Every line of the records below should be restated exactly.

---------- ENTRIES SUPPLIED ----------

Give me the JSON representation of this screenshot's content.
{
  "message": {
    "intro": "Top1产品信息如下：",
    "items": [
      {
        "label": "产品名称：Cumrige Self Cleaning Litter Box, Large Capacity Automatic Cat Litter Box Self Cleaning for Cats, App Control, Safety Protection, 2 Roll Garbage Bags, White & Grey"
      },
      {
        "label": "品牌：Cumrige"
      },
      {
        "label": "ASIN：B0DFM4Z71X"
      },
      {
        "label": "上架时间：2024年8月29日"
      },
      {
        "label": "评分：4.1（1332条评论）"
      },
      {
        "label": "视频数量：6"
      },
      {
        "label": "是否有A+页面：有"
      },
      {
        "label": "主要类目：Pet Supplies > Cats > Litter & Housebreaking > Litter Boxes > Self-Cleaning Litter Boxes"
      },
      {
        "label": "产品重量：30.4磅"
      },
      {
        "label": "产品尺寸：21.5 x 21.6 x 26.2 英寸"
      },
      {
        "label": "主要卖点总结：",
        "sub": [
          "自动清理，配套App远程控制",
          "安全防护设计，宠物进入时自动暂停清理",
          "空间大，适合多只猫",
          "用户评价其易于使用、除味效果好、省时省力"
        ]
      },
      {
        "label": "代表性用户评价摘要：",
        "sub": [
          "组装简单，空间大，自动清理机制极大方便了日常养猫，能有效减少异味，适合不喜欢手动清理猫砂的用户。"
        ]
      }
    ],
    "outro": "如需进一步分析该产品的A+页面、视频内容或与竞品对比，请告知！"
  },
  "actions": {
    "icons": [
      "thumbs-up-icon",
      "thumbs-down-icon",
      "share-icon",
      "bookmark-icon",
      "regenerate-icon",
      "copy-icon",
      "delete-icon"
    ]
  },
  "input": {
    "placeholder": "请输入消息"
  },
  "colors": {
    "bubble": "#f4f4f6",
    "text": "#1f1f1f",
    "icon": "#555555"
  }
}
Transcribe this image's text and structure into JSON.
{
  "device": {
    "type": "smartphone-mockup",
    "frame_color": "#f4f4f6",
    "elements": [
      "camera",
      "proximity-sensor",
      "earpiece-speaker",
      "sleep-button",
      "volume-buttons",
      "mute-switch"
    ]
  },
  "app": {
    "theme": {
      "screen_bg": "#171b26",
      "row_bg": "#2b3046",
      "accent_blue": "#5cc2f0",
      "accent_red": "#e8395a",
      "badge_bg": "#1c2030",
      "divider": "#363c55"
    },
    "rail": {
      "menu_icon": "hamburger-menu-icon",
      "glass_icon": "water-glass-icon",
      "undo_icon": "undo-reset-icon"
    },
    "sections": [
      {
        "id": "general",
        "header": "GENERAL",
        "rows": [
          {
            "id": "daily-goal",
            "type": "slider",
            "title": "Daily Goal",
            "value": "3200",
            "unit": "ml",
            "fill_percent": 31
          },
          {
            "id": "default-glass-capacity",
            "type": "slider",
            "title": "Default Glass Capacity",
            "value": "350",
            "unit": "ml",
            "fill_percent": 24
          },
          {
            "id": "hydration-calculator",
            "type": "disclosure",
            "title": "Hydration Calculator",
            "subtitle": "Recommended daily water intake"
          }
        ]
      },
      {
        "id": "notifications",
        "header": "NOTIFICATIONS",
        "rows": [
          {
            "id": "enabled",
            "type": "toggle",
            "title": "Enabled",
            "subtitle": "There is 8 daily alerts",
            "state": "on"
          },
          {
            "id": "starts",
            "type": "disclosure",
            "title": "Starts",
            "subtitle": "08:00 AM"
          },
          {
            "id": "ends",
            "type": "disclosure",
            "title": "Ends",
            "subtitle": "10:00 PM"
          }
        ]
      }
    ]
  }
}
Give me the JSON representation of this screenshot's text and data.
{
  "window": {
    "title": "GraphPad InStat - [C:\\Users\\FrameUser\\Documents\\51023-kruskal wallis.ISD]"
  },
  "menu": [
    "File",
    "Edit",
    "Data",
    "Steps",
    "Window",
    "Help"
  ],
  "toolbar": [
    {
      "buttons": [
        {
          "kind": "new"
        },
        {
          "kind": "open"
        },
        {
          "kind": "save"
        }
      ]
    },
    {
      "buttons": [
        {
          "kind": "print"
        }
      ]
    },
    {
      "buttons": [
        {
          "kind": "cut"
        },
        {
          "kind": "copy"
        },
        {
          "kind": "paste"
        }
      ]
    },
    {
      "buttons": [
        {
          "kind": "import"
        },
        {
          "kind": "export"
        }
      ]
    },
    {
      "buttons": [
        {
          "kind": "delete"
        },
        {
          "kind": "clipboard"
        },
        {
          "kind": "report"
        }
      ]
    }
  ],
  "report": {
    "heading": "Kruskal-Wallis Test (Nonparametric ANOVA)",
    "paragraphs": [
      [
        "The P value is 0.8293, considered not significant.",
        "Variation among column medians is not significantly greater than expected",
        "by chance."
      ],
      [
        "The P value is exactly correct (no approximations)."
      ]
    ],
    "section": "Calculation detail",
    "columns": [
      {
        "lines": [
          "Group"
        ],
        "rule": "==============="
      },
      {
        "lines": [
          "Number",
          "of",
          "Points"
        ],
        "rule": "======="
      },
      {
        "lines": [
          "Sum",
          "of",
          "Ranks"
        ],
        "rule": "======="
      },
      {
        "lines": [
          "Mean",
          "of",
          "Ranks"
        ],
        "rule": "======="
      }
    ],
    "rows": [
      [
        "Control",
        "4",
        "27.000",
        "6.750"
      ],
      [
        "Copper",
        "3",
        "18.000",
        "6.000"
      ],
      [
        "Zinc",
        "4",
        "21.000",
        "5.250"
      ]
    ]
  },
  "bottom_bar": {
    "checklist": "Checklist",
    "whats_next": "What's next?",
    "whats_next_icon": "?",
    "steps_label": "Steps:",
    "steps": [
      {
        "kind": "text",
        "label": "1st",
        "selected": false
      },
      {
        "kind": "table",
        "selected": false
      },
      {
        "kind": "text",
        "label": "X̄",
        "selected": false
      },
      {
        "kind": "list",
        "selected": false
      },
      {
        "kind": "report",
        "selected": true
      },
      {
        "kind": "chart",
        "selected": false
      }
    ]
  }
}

----------

RESULT FOR THIS TASK
Give me the JSON representation of this screenshot's content.
{
  "message": {
    "intro": "Top1产品信息如下：",
    "items": [
      {
        "label": "产品名称：Cumrige Self Cleaning Litter Box, Large Capacity Automatic Cat Litter Box Self Cleaning for Cats, App Control, Safety Protection, 2 Roll Garbage Bags, White & Grey"
      },
      {
        "label": "品牌：Cumrige"
      },
      {
        "label": "ASIN：B0DFM4Z71X"
      },
      {
        "label": "上架时间：2024年8月29日"
      },
      {
        "label": "评分：4.1（1332条评论）"
      },
      {
        "label": "视频数量：6"
      },
      {
        "label": "是否有A+页面：有"
      },
      {
        "label": "主要类目：Pet Supplies > Cats > Litter & Housebreaking > Litter Boxes > Self-Cleaning Litter Boxes"
      },
      {
        "label": "产品重量：30.4磅"
      },
      {
        "label": "产品尺寸：21.5 x 21.6 x 26.2 英寸"
      },
      {
        "label": "主要卖点总结：",
        "sub": [
          "自动清理，配套App远程控制",
          "安全防护设计，宠物进入时自动暂停清理",
          "空间大，适合多只猫",
          "用户评价其易于使用、除味效果好、省时省力"
        ]
      },
      {
        "label": "代表性用户评价摘要：",
        "sub": [
          "组装简单，空间大，自动清理机制极大方便了日常养猫，能有效减少异味，适合不喜欢手动清理猫砂的用户。"
        ]
      }
    ],
    "outro": "如需进一步分析该产品的A+页面、视频内容或与竞品对比，请告知！"
  },
  "actions": {
    "icons": [
      "thumbs-up-icon",
      "thumbs-down-icon",
      "share-icon",
      "bookmark-icon",
      "regenerate-icon",
      "copy-icon",
      "delete-icon"
    ]
  },
  "input": {
    "placeholder": "请输入消息"
  },
  "colors": {
    "bubble": "#f4f4f6",
    "text": "#1f1f1f",
    "icon": "#555555"
  }
}
Transcribe this image's text and structure into JSON.
{
  "device": {
    "type": "smartphone-mockup",
    "frame_color": "#f4f4f6",
    "elements": [
      "camera",
      "proximity-sensor",
      "earpiece-speaker",
      "sleep-button",
      "volume-buttons",
      "mute-switch"
    ]
  },
  "app": {
    "theme": {
      "screen_bg": "#171b26",
      "row_bg": "#2b3046",
      "accent_blue": "#5cc2f0",
      "accent_red": "#e8395a",
      "badge_bg": "#1c2030",
      "divider": "#363c55"
    },
    "rail": {
      "menu_icon": "hamburger-menu-icon",
      "glass_icon": "water-glass-icon",
      "undo_icon": "undo-reset-icon"
    },
    "sections": [
      {
        "id": "general",
        "header": "GENERAL",
        "rows": [
          {
            "id": "daily-goal",
            "type": "slider",
            "title": "Daily Goal",
            "value": "3200",
            "unit": "ml",
            "fill_percent": 31
          },
          {
            "id": "default-glass-capacity",
            "type": "slider",
            "title": "Default Glass Capacity",
            "value": "350",
            "unit": "ml",
            "fill_percent": 24
          },
          {
            "id": "hydration-calculator",
            "type": "disclosure",
            "title": "Hydration Calculator",
            "subtitle": "Recommended daily water intake"
          }
        ]
      },
      {
        "id": "notifications",
        "header": "NOTIFICATIONS",
        "rows": [
          {
            "id": "enabled",
            "type": "toggle",
            "title": "Enabled",
            "subtitle": "There is 8 daily alerts",
            "state": "on"
          },
          {
            "id": "starts",
            "type": "disclosure",
            "title": "Starts",
            "subtitle": "08:00 AM"
          },
          {
            "id": "ends",
            "type": "disclosure",
            "title": "Ends",
            "subtitle": "10:00 PM"
          }
        ]
      }
    ]
  }
}
Give me the JSON representation of this screenshot's text and data.
{
  "window": {
    "title": "GraphPad InStat - [C:\\Users\\FrameUser\\Documents\\51023-kruskal wallis.ISD]"
  },
  "menu": [
    "File",
    "Edit",
    "Data",
    "Steps",
    "Window",
    "Help"
  ],
  "toolbar": [
    {
      "buttons": [
        {
          "kind": "new"
        },
        {
          "kind": "open"
        },
        {
          "kind": "save"
        }
      ]
    },
    {
      "buttons": [
        {
          "kind": "print"
        }
      ]
    },
    {
      "buttons": [
        {
          "kind": "cut"
        },
        {
          "kind": "copy"
        },
        {
          "kind": "paste"
        }
      ]
    },
    {
      "buttons": [
        {
          "kind": "import"
        },
        {
          "kind": "export"
        }
      ]
    },
    {
      "buttons": [
        {
          "kind": "delete"
        },
        {
          "kind": "clipboard"
        },
        {
          "kind": "report"
        }
      ]
    }
  ],
  "report": {
    "heading": "Kruskal-Wallis Test (Nonparametric ANOVA)",
    "paragraphs": [
      [
        "The P value is 0.8293, considered not significant.",
        "Variation among column medians is not significantly greater than expected",
        "by chance."
      ],
      [
        "The P value is exactly correct (no approximations)."
      ]
    ],
    "section": "Calculation detail",
    "columns": [
      {
        "lines": [
          "Group"
        ],
        "rule": "==============="
      },
      {
        "lines": [
          "Number",
          "of",
          "Points"
        ],
        "rule": "======="
      },
      {
        "lines": [
          "Sum",
          "of",
          "Ranks"
        ],
        "rule": "======="
      },
      {
        "lines": [
          "Mean",
          "of",
          "Ranks"
        ],
        "rule": "======="
      }
    ],
    "rows": [
      [
        "Control",
        "4",
        "27.000",
        "6.750"
      ],
      [
        "Copper",
        "3",
        "18.000",
        "6.000"
      ],
      [
        "Zinc",
        "4",
        "21.000",
        "5.250"
      ]
    ]
  },
  "bottom_bar": {
    "checklist": "Checklist",
    "whats_next": "What's next?",
    "whats_next_icon": "?",
    "steps_label": "Steps:",
    "steps": [
      {
        "kind": "text",
        "label": "1st",
        "selected": false
      },
      {
        "kind": "table",
        "selected": false
      },
      {
        "kind": "text",
        "label": "X̄",
        "selected": false
      },
      {
        "kind": "list",
        "selected": false
      },
      {
        "kind": "report",
        "selected": true
      },
      {
        "kind": "chart",
        "selected": false
      }
    ]
  }
}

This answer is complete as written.